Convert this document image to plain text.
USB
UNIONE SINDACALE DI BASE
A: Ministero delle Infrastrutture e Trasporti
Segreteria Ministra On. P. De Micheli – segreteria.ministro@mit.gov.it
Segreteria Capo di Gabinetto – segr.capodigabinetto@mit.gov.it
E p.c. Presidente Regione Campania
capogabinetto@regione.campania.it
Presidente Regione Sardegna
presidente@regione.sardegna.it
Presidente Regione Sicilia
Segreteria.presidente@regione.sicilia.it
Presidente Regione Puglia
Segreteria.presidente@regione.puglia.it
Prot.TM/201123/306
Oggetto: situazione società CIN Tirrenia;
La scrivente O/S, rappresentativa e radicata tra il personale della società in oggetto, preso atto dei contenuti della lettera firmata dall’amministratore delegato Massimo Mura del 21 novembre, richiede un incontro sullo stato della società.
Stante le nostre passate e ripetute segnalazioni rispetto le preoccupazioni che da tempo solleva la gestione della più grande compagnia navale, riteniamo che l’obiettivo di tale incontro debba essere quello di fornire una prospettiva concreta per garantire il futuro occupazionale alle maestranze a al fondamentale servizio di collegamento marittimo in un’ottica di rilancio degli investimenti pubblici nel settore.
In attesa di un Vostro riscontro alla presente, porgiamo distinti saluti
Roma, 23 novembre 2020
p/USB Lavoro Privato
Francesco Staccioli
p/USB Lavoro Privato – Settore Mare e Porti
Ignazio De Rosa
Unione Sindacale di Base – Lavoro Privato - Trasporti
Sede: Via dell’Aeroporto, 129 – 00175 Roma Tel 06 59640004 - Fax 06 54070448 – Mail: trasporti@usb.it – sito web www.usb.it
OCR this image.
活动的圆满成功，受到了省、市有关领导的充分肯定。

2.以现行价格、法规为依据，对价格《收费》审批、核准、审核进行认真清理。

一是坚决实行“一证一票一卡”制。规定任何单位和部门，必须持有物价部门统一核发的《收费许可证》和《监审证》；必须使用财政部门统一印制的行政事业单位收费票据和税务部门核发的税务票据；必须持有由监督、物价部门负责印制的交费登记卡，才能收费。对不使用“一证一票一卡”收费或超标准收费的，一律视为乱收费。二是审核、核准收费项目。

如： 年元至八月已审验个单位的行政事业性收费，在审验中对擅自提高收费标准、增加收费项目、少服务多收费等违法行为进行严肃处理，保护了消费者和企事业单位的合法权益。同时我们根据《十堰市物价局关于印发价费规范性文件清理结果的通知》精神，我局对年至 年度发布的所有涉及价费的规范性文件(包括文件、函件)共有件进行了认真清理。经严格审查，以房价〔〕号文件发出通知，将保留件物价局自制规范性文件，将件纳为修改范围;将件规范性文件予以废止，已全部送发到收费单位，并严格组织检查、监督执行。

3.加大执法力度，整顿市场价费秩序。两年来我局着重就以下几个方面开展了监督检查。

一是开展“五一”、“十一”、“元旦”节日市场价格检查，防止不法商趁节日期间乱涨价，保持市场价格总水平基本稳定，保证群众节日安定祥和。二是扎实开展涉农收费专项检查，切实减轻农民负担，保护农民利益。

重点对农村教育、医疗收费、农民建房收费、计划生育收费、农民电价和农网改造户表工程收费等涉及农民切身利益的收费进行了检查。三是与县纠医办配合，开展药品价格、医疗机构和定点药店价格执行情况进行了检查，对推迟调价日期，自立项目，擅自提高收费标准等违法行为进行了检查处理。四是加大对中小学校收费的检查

----

| Task objective |
Copy each line of the listing that holds the word "this".

| Exercise response |
Convert this document image to plain text.
OCR this image.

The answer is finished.